===== Record list

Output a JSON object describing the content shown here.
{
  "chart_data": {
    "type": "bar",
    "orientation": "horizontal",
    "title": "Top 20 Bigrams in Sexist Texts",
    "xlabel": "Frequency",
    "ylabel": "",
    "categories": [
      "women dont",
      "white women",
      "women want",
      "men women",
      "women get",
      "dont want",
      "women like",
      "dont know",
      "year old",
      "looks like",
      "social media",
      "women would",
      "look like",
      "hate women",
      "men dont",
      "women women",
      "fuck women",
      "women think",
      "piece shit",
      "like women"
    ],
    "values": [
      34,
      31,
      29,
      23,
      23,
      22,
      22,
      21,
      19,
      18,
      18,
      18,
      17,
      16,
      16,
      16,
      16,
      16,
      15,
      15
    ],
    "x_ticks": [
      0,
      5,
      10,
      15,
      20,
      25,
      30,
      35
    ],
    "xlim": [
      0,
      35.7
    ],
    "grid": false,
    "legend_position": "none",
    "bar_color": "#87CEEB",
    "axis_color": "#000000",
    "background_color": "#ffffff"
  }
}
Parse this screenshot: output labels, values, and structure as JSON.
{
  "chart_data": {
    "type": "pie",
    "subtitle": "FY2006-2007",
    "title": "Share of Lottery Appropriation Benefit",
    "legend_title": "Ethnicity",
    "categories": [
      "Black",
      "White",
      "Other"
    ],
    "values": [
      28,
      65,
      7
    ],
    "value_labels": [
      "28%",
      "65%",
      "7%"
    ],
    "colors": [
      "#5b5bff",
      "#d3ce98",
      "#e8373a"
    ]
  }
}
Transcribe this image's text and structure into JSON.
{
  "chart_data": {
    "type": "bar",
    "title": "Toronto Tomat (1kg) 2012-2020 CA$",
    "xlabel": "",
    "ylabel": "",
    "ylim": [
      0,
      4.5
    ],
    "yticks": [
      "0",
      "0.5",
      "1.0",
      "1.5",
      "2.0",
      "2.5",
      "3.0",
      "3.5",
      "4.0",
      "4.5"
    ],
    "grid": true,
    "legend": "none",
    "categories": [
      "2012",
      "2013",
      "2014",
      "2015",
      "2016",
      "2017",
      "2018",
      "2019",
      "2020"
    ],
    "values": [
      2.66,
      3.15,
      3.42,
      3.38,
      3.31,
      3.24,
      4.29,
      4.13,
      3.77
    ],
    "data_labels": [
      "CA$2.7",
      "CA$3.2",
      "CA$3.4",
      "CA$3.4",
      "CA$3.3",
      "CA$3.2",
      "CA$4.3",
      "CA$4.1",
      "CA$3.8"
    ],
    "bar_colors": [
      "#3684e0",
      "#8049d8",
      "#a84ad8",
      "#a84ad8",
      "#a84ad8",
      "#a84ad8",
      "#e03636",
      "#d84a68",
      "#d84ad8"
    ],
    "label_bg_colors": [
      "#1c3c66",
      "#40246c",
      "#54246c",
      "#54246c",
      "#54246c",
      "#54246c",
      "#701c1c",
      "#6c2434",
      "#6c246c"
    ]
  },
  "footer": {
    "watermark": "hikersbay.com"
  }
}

==========

== Set task ==
Restate all of the entries above precisely.

== Result ==
Output a JSON object describing the content shown here.
{
  "chart_data": {
    "type": "bar",
    "orientation": "horizontal",
    "title": "Top 20 Bigrams in Sexist Texts",
    "xlabel": "Frequency",
    "ylabel": "",
    "categories": [
      "women dont",
      "white women",
      "women want",
      "men women",
      "women get",
      "dont want",
      "women like",
      "dont know",
      "year old",
      "looks like",
      "social media",
      "women would",
      "look like",
      "hate women",
      "men dont",
      "women women",
      "fuck women",
      "women think",
      "piece shit",
      "like women"
    ],
    "values": [
      34,
      31,
      29,
      23,
      23,
      22,
      22,
      21,
      19,
      18,
      18,
      18,
      17,
      16,
      16,
      16,
      16,
      16,
      15,
      15
    ],
    "x_ticks": [
      0,
      5,
      10,
      15,
      20,
      25,
      30,
      35
    ],
    "xlim": [
      0,
      35.7
    ],
    "grid": false,
    "legend_position": "none",
    "bar_color": "#87CEEB",
    "axis_color": "#000000",
    "background_color": "#ffffff"
  }
}
Parse this screenshot: output labels, values, and structure as JSON.
{
  "chart_data": {
    "type": "pie",
    "subtitle": "FY2006-2007",
    "title": "Share of Lottery Appropriation Benefit",
    "legend_title": "Ethnicity",
    "categories": [
      "Black",
      "White",
      "Other"
    ],
    "values": [
      28,
      65,
      7
    ],
    "value_labels": [
      "28%",
      "65%",
      "7%"
    ],
    "colors": [
      "#5b5bff",
      "#d3ce98",
      "#e8373a"
    ]
  }
}
Transcribe this image's text and structure into JSON.
{
  "chart_data": {
    "type": "bar",
    "title": "Toronto Tomat (1kg) 2012-2020 CA$",
    "xlabel": "",
    "ylabel": "",
    "ylim": [
      0,
      4.5
    ],
    "yticks": [
      "0",
      "0.5",
      "1.0",
      "1.5",
      "2.0",
      "2.5",
      "3.0",
      "3.5",
      "4.0",
      "4.5"
    ],
    "grid": true,
    "legend": "none",
    "categories": [
      "2012",
      "2013",
      "2014",
      "2015",
      "2016",
      "2017",
      "2018",
      "2019",
      "2020"
    ],
    "values": [
      2.66,
      3.15,
      3.42,
      3.38,
      3.31,
      3.24,
      4.29,
      4.13,
      3.77
    ],
    "data_labels": [
      "CA$2.7",
      "CA$3.2",
      "CA$3.4",
      "CA$3.4",
      "CA$3.3",
      "CA$3.2",
      "CA$4.3",
      "CA$4.1",
      "CA$3.8"
    ],
    "bar_colors": [
      "#3684e0",
      "#8049d8",
      "#a84ad8",
      "#a84ad8",
      "#a84ad8",
      "#a84ad8",
      "#e03636",
      "#d84a68",
      "#d84ad8"
    ],
    "label_bg_colors": [
      "#1c3c66",
      "#40246c",
      "#54246c",
      "#54246c",
      "#54246c",
      "#54246c",
      "#701c1c",
      "#6c2434",
      "#6c246c"
    ]
  },
  "footer": {
    "watermark": "hikersbay.com"
  }
}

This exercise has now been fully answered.